> [Directions for this task]:
Each of the entries should be retyped precisely as it appears.

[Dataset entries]
- - -
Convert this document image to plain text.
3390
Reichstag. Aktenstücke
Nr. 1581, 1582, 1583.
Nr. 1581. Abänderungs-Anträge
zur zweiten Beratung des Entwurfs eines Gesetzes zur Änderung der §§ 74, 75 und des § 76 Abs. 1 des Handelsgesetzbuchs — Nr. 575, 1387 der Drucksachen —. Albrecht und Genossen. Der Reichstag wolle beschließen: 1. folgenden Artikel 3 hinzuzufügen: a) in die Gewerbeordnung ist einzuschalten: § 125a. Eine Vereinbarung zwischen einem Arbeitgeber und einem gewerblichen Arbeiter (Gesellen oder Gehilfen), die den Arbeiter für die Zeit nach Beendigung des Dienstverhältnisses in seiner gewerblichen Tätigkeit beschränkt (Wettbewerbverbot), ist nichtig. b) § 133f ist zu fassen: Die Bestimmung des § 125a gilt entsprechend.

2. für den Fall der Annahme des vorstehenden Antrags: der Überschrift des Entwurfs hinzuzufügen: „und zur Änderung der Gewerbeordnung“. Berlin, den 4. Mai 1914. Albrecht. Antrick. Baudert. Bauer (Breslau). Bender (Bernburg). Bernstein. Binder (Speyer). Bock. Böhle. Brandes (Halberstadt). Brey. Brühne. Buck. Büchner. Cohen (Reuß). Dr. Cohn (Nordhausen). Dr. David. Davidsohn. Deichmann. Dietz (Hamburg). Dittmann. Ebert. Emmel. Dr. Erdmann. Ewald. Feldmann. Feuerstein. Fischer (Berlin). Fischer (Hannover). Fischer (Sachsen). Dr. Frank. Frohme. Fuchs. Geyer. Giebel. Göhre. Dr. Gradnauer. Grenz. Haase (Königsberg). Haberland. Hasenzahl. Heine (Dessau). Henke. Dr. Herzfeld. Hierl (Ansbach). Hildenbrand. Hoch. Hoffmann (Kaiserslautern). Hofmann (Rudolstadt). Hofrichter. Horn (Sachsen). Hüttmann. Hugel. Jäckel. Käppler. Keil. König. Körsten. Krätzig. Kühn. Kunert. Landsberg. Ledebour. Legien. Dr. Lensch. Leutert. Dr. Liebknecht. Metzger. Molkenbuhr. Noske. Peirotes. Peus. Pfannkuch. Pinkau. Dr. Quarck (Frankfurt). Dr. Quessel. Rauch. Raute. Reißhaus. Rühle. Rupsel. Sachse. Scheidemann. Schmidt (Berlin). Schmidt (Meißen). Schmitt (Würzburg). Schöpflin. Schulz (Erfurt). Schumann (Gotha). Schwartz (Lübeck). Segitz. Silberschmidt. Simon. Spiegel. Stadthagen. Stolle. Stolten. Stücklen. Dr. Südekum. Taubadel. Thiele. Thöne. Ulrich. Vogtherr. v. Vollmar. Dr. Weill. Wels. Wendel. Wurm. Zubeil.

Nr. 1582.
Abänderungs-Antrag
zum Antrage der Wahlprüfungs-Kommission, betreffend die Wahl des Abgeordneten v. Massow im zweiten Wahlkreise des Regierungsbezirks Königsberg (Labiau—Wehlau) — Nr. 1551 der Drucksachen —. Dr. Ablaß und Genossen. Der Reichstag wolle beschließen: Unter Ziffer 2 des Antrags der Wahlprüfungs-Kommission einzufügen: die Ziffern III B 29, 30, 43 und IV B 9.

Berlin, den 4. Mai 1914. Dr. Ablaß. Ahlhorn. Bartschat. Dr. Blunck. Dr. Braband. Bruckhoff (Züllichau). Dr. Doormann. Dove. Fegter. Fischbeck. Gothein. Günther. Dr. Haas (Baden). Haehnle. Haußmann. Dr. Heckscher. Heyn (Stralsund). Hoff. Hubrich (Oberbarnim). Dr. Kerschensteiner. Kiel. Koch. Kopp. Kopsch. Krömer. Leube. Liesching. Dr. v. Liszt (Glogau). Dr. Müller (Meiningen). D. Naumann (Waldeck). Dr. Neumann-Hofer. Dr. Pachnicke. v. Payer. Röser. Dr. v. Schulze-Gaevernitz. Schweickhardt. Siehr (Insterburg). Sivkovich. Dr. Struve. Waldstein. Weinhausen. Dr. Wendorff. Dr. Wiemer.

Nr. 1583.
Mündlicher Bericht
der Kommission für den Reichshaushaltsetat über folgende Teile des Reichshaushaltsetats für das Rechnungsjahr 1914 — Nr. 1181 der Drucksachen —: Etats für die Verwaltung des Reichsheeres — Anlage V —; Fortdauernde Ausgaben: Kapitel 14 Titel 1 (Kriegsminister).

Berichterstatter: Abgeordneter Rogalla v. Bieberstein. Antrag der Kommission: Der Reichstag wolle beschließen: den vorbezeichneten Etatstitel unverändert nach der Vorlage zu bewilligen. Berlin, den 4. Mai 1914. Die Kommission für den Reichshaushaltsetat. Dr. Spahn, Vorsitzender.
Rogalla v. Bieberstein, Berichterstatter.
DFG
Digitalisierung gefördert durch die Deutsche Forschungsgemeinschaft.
- - -
> [Answer for this exercise]:
Convert this document image to plain text.
3390
Reichstag. Aktenstücke
Nr. 1581, 1582, 1583.
Nr. 1581. Abänderungs-Anträge
zur zweiten Beratung des Entwurfs eines Gesetzes zur Änderung der §§ 74, 75 und des § 76 Abs. 1 des Handelsgesetzbuchs — Nr. 575, 1387 der Drucksachen —. Albrecht und Genossen. Der Reichstag wolle beschließen: 1. folgenden Artikel 3 hinzuzufügen: a) in die Gewerbeordnung ist einzuschalten: § 125a. Eine Vereinbarung zwischen einem Arbeitgeber und einem gewerblichen Arbeiter (Gesellen oder Gehilfen), die den Arbeiter für die Zeit nach Beendigung des Dienstverhältnisses in seiner gewerblichen Tätigkeit beschränkt (Wettbewerbverbot), ist nichtig. b) § 133f ist zu fassen: Die Bestimmung des § 125a gilt entsprechend.

2. für den Fall der Annahme des vorstehenden Antrags: der Überschrift des Entwurfs hinzuzufügen: „und zur Änderung der Gewerbeordnung“. Berlin, den 4. Mai 1914. Albrecht. Antrick. Baudert. Bauer (Breslau). Bender (Bernburg). Bernstein. Binder (Speyer). Bock. Böhle. Brandes (Halberstadt). Brey. Brühne. Buck. Büchner. Cohen (Reuß). Dr. Cohn (Nordhausen). Dr. David. Davidsohn. Deichmann. Dietz (Hamburg). Dittmann. Ebert. Emmel. Dr. Erdmann. Ewald. Feldmann. Feuerstein. Fischer (Berlin). Fischer (Hannover). Fischer (Sachsen). Dr. Frank. Frohme. Fuchs. Geyer. Giebel. Göhre. Dr. Gradnauer. Grenz. Haase (Königsberg). Haberland. Hasenzahl. Heine (Dessau). Henke. Dr. Herzfeld. Hierl (Ansbach). Hildenbrand. Hoch. Hoffmann (Kaiserslautern). Hofmann (Rudolstadt). Hofrichter. Horn (Sachsen). Hüttmann. Hugel. Jäckel. Käppler. Keil. König. Körsten. Krätzig. Kühn. Kunert. Landsberg. Ledebour. Legien. Dr. Lensch. Leutert. Dr. Liebknecht. Metzger. Molkenbuhr. Noske. Peirotes. Peus. Pfannkuch. Pinkau. Dr. Quarck (Frankfurt). Dr. Quessel. Rauch. Raute. Reißhaus. Rühle. Rupsel. Sachse. Scheidemann. Schmidt (Berlin). Schmidt (Meißen). Schmitt (Würzburg). Schöpflin. Schulz (Erfurt). Schumann (Gotha). Schwartz (Lübeck). Segitz. Silberschmidt. Simon. Spiegel. Stadthagen. Stolle. Stolten. Stücklen. Dr. Südekum. Taubadel. Thiele. Thöne. Ulrich. Vogtherr. v. Vollmar. Dr. Weill. Wels. Wendel. Wurm. Zubeil.

Nr. 1582.
Abänderungs-Antrag
zum Antrage der Wahlprüfungs-Kommission, betreffend die Wahl des Abgeordneten v. Massow im zweiten Wahlkreise des Regierungsbezirks Königsberg (Labiau—Wehlau) — Nr. 1551 der Drucksachen —. Dr. Ablaß und Genossen. Der Reichstag wolle beschließen: Unter Ziffer 2 des Antrags der Wahlprüfungs-Kommission einzufügen: die Ziffern III B 29, 30, 43 und IV B 9.

Berlin, den 4. Mai 1914. Dr. Ablaß. Ahlhorn. Bartschat. Dr. Blunck. Dr. Braband. Bruckhoff (Züllichau). Dr. Doormann. Dove. Fegter. Fischbeck. Gothein. Günther. Dr. Haas (Baden). Haehnle. Haußmann. Dr. Heckscher. Heyn (Stralsund). Hoff. Hubrich (Oberbarnim). Dr. Kerschensteiner. Kiel. Koch. Kopp. Kopsch. Krömer. Leube. Liesching. Dr. v. Liszt (Glogau). Dr. Müller (Meiningen). D. Naumann (Waldeck). Dr. Neumann-Hofer. Dr. Pachnicke. v. Payer. Röser. Dr. v. Schulze-Gaevernitz. Schweickhardt. Siehr (Insterburg). Sivkovich. Dr. Struve. Waldstein. Weinhausen. Dr. Wendorff. Dr. Wiemer.

Nr. 1583.
Mündlicher Bericht
der Kommission für den Reichshaushaltsetat über folgende Teile des Reichshaushaltsetats für das Rechnungsjahr 1914 — Nr. 1181 der Drucksachen —: Etats für die Verwaltung des Reichsheeres — Anlage V —; Fortdauernde Ausgaben: Kapitel 14 Titel 1 (Kriegsminister).

Berichterstatter: Abgeordneter Rogalla v. Bieberstein. Antrag der Kommission: Der Reichstag wolle beschließen: den vorbezeichneten Etatstitel unverändert nach der Vorlage zu bewilligen. Berlin, den 4. Mai 1914. Die Kommission für den Reichshaushaltsetat. Dr. Spahn, Vorsitzender.
Rogalla v. Bieberstein, Berichterstatter.
DFG
Digitalisierung gefördert durch die Deutsche Forschungsgemeinschaft.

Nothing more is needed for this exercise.